• [Problem description] Your copy of the material below should match it exactly, except that it holds no pictures.

* START Supplied data *

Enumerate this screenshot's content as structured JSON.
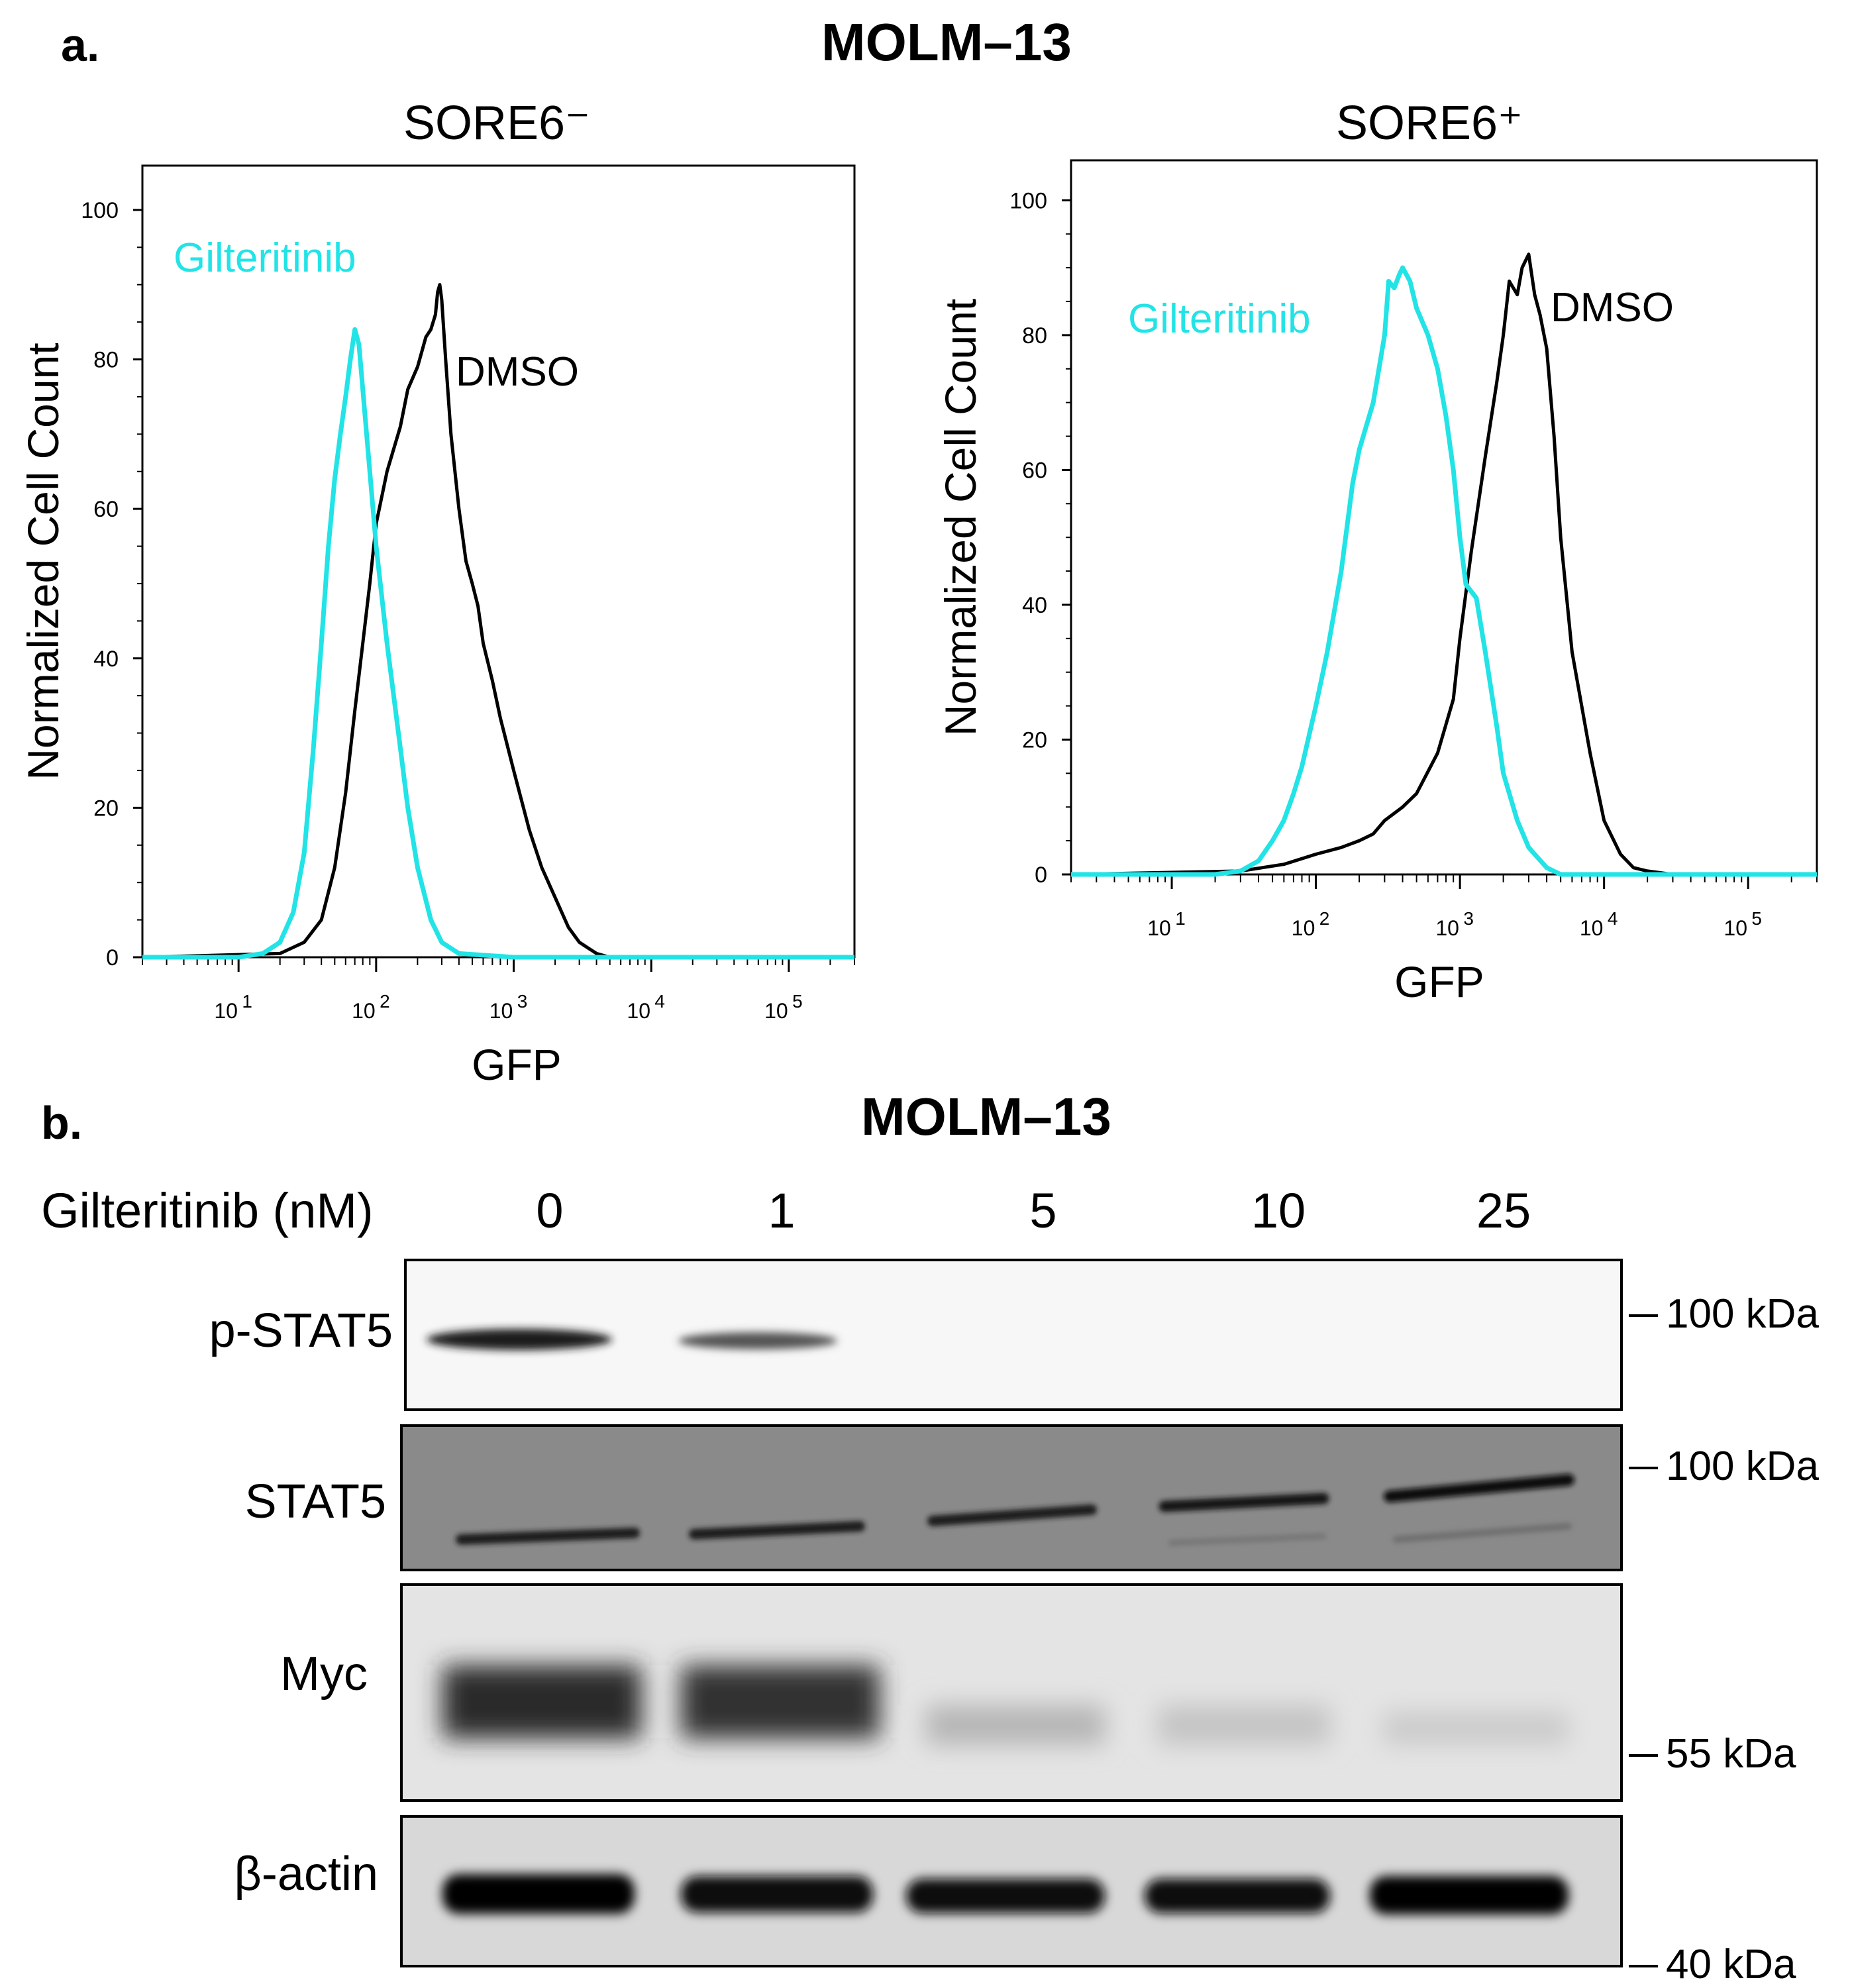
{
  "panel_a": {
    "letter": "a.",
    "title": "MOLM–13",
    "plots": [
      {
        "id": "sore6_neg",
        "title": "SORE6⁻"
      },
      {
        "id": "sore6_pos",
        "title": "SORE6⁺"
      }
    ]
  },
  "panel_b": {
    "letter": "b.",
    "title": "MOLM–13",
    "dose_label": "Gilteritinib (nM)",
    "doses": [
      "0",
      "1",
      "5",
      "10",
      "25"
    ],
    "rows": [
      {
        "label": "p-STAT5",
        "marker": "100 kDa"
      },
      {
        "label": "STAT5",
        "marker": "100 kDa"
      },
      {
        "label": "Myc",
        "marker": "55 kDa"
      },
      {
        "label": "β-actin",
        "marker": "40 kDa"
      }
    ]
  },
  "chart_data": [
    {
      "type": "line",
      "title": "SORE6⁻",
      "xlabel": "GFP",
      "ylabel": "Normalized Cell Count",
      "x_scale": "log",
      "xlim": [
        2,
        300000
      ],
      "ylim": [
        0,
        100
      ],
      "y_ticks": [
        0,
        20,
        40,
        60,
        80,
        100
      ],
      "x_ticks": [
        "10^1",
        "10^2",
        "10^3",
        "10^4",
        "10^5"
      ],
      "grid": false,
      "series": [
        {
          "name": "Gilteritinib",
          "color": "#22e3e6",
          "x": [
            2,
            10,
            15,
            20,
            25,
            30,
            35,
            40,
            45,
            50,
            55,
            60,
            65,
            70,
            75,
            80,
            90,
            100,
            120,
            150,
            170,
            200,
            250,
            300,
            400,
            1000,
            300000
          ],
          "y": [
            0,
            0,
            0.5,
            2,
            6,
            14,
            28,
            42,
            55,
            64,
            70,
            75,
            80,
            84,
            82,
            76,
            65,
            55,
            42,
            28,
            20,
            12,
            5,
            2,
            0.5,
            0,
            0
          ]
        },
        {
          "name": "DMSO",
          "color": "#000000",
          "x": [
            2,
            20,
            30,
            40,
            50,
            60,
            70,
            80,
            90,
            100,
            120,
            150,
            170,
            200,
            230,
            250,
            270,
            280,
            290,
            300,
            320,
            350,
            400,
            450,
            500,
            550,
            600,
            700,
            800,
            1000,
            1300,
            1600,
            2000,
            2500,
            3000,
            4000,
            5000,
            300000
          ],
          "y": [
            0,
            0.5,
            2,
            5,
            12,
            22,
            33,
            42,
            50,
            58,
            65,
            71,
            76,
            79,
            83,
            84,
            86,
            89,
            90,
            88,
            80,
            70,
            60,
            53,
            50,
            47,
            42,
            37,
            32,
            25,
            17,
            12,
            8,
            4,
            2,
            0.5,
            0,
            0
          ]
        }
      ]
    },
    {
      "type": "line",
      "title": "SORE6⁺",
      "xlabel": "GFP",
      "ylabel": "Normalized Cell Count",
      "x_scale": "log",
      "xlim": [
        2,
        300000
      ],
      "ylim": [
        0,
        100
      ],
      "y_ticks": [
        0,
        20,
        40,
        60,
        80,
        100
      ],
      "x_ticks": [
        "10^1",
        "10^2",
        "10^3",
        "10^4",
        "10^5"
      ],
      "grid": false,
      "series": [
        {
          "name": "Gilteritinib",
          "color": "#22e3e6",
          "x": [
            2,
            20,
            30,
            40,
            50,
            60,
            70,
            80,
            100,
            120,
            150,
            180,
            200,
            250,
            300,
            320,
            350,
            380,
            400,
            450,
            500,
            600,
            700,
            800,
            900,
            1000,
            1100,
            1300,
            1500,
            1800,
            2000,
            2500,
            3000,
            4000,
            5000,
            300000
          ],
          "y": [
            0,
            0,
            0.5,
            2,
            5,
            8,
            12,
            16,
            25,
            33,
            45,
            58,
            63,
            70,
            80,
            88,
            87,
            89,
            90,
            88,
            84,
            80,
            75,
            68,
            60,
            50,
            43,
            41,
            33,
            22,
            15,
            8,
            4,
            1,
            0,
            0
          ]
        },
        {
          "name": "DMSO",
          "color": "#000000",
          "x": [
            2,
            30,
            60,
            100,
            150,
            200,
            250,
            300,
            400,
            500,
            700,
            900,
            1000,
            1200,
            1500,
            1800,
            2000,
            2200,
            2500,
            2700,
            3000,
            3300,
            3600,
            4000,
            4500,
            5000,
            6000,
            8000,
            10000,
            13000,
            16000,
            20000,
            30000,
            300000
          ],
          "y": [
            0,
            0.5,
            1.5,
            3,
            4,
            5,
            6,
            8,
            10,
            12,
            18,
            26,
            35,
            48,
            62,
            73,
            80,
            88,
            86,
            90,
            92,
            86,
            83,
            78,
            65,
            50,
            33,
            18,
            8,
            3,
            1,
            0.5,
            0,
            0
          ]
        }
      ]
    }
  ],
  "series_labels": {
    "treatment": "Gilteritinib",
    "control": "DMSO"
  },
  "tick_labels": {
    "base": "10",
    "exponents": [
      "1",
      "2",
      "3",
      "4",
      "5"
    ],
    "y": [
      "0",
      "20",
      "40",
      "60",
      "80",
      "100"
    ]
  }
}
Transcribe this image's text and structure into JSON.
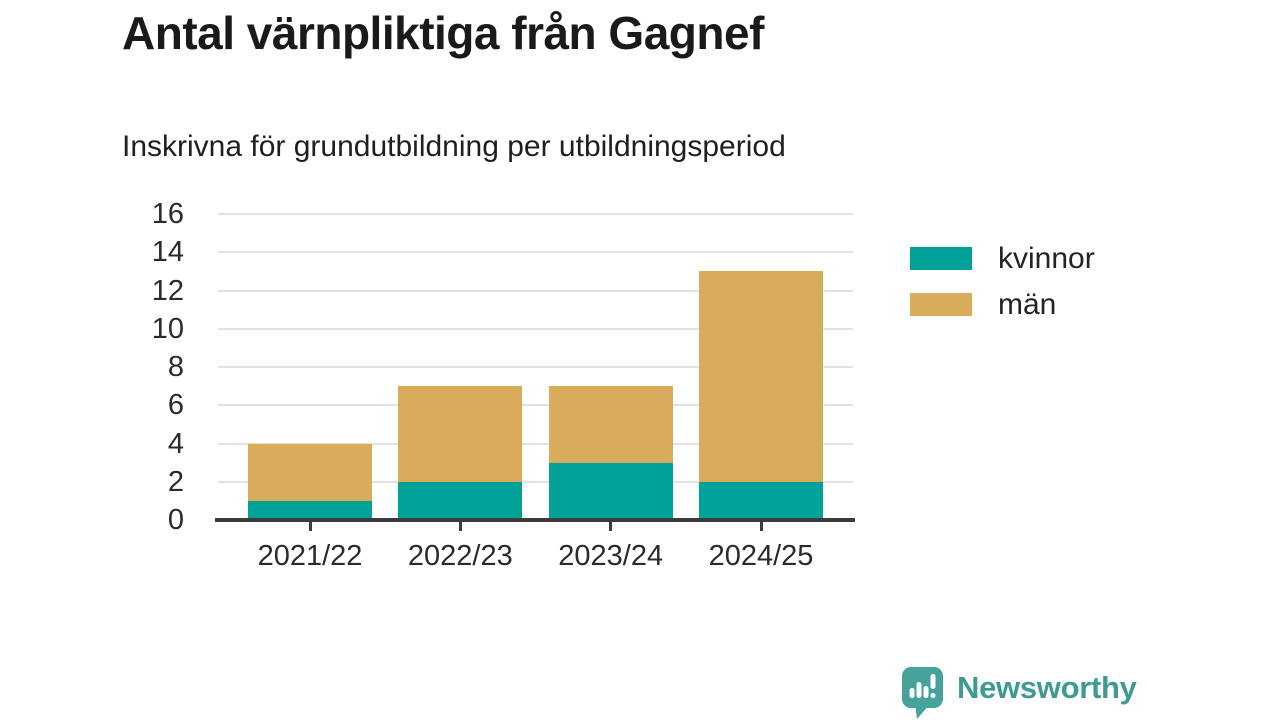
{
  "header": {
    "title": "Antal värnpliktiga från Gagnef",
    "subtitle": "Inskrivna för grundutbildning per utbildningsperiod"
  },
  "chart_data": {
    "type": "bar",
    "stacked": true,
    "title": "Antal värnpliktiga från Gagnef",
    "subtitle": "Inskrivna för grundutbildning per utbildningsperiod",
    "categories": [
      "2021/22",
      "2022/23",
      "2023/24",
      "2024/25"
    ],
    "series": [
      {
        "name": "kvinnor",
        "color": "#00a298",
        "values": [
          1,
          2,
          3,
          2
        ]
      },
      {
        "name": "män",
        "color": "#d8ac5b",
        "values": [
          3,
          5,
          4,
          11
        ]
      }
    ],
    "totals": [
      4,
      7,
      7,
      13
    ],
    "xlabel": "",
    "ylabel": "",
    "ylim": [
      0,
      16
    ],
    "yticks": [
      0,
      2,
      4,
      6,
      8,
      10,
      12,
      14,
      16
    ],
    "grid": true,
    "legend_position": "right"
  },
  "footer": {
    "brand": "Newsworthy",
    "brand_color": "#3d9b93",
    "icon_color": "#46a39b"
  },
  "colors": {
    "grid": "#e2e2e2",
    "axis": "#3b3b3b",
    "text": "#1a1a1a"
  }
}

* END Supplied data *

• [Solved exercise]
Enumerate this screenshot's content as structured JSON.
{
  "panel_a": {
    "letter": "a.",
    "title": "MOLM–13",
    "plots": [
      {
        "id": "sore6_neg",
        "title": "SORE6⁻"
      },
      {
        "id": "sore6_pos",
        "title": "SORE6⁺"
      }
    ]
  },
  "panel_b": {
    "letter": "b.",
    "title": "MOLM–13",
    "dose_label": "Gilteritinib (nM)",
    "doses": [
      "0",
      "1",
      "5",
      "10",
      "25"
    ],
    "rows": [
      {
        "label": "p-STAT5",
        "marker": "100 kDa"
      },
      {
        "label": "STAT5",
        "marker": "100 kDa"
      },
      {
        "label": "Myc",
        "marker": "55 kDa"
      },
      {
        "label": "β-actin",
        "marker": "40 kDa"
      }
    ]
  },
  "chart_data": [
    {
      "type": "line",
      "title": "SORE6⁻",
      "xlabel": "GFP",
      "ylabel": "Normalized Cell Count",
      "x_scale": "log",
      "xlim": [
        2,
        300000
      ],
      "ylim": [
        0,
        100
      ],
      "y_ticks": [
        0,
        20,
        40,
        60,
        80,
        100
      ],
      "x_ticks": [
        "10^1",
        "10^2",
        "10^3",
        "10^4",
        "10^5"
      ],
      "grid": false,
      "series": [
        {
          "name": "Gilteritinib",
          "color": "#22e3e6",
          "x": [
            2,
            10,
            15,
            20,
            25,
            30,
            35,
            40,
            45,
            50,
            55,
            60,
            65,
            70,
            75,
            80,
            90,
            100,
            120,
            150,
            170,
            200,
            250,
            300,
            400,
            1000,
            300000
          ],
          "y": [
            0,
            0,
            0.5,
            2,
            6,
            14,
            28,
            42,
            55,
            64,
            70,
            75,
            80,
            84,
            82,
            76,
            65,
            55,
            42,
            28,
            20,
            12,
            5,
            2,
            0.5,
            0,
            0
          ]
        },
        {
          "name": "DMSO",
          "color": "#000000",
          "x": [
            2,
            20,
            30,
            40,
            50,
            60,
            70,
            80,
            90,
            100,
            120,
            150,
            170,
            200,
            230,
            250,
            270,
            280,
            290,
            300,
            320,
            350,
            400,
            450,
            500,
            550,
            600,
            700,
            800,
            1000,
            1300,
            1600,
            2000,
            2500,
            3000,
            4000,
            5000,
            300000
          ],
          "y": [
            0,
            0.5,
            2,
            5,
            12,
            22,
            33,
            42,
            50,
            58,
            65,
            71,
            76,
            79,
            83,
            84,
            86,
            89,
            90,
            88,
            80,
            70,
            60,
            53,
            50,
            47,
            42,
            37,
            32,
            25,
            17,
            12,
            8,
            4,
            2,
            0.5,
            0,
            0
          ]
        }
      ]
    },
    {
      "type": "line",
      "title": "SORE6⁺",
      "xlabel": "GFP",
      "ylabel": "Normalized Cell Count",
      "x_scale": "log",
      "xlim": [
        2,
        300000
      ],
      "ylim": [
        0,
        100
      ],
      "y_ticks": [
        0,
        20,
        40,
        60,
        80,
        100
      ],
      "x_ticks": [
        "10^1",
        "10^2",
        "10^3",
        "10^4",
        "10^5"
      ],
      "grid": false,
      "series": [
        {
          "name": "Gilteritinib",
          "color": "#22e3e6",
          "x": [
            2,
            20,
            30,
            40,
            50,
            60,
            70,
            80,
            100,
            120,
            150,
            180,
            200,
            250,
            300,
            320,
            350,
            380,
            400,
            450,
            500,
            600,
            700,
            800,
            900,
            1000,
            1100,
            1300,
            1500,
            1800,
            2000,
            2500,
            3000,
            4000,
            5000,
            300000
          ],
          "y": [
            0,
            0,
            0.5,
            2,
            5,
            8,
            12,
            16,
            25,
            33,
            45,
            58,
            63,
            70,
            80,
            88,
            87,
            89,
            90,
            88,
            84,
            80,
            75,
            68,
            60,
            50,
            43,
            41,
            33,
            22,
            15,
            8,
            4,
            1,
            0,
            0
          ]
        },
        {
          "name": "DMSO",
          "color": "#000000",
          "x": [
            2,
            30,
            60,
            100,
            150,
            200,
            250,
            300,
            400,
            500,
            700,
            900,
            1000,
            1200,
            1500,
            1800,
            2000,
            2200,
            2500,
            2700,
            3000,
            3300,
            3600,
            4000,
            4500,
            5000,
            6000,
            8000,
            10000,
            13000,
            16000,
            20000,
            30000,
            300000
          ],
          "y": [
            0,
            0.5,
            1.5,
            3,
            4,
            5,
            6,
            8,
            10,
            12,
            18,
            26,
            35,
            48,
            62,
            73,
            80,
            88,
            86,
            90,
            92,
            86,
            83,
            78,
            65,
            50,
            33,
            18,
            8,
            3,
            1,
            0.5,
            0,
            0
          ]
        }
      ]
    }
  ],
  "series_labels": {
    "treatment": "Gilteritinib",
    "control": "DMSO"
  },
  "tick_labels": {
    "base": "10",
    "exponents": [
      "1",
      "2",
      "3",
      "4",
      "5"
    ],
    "y": [
      "0",
      "20",
      "40",
      "60",
      "80",
      "100"
    ]
  }
}
Transcribe this image's text and structure into JSON.
{
  "header": {
    "title": "Antal värnpliktiga från Gagnef",
    "subtitle": "Inskrivna för grundutbildning per utbildningsperiod"
  },
  "chart_data": {
    "type": "bar",
    "stacked": true,
    "title": "Antal värnpliktiga från Gagnef",
    "subtitle": "Inskrivna för grundutbildning per utbildningsperiod",
    "categories": [
      "2021/22",
      "2022/23",
      "2023/24",
      "2024/25"
    ],
    "series": [
      {
        "name": "kvinnor",
        "color": "#00a298",
        "values": [
          1,
          2,
          3,
          2
        ]
      },
      {
        "name": "män",
        "color": "#d8ac5b",
        "values": [
          3,
          5,
          4,
          11
        ]
      }
    ],
    "totals": [
      4,
      7,
      7,
      13
    ],
    "xlabel": "",
    "ylabel": "",
    "ylim": [
      0,
      16
    ],
    "yticks": [
      0,
      2,
      4,
      6,
      8,
      10,
      12,
      14,
      16
    ],
    "grid": true,
    "legend_position": "right"
  },
  "footer": {
    "brand": "Newsworthy",
    "brand_color": "#3d9b93",
    "icon_color": "#46a39b"
  },
  "colors": {
    "grid": "#e2e2e2",
    "axis": "#3b3b3b",
    "text": "#1a1a1a"
  }
}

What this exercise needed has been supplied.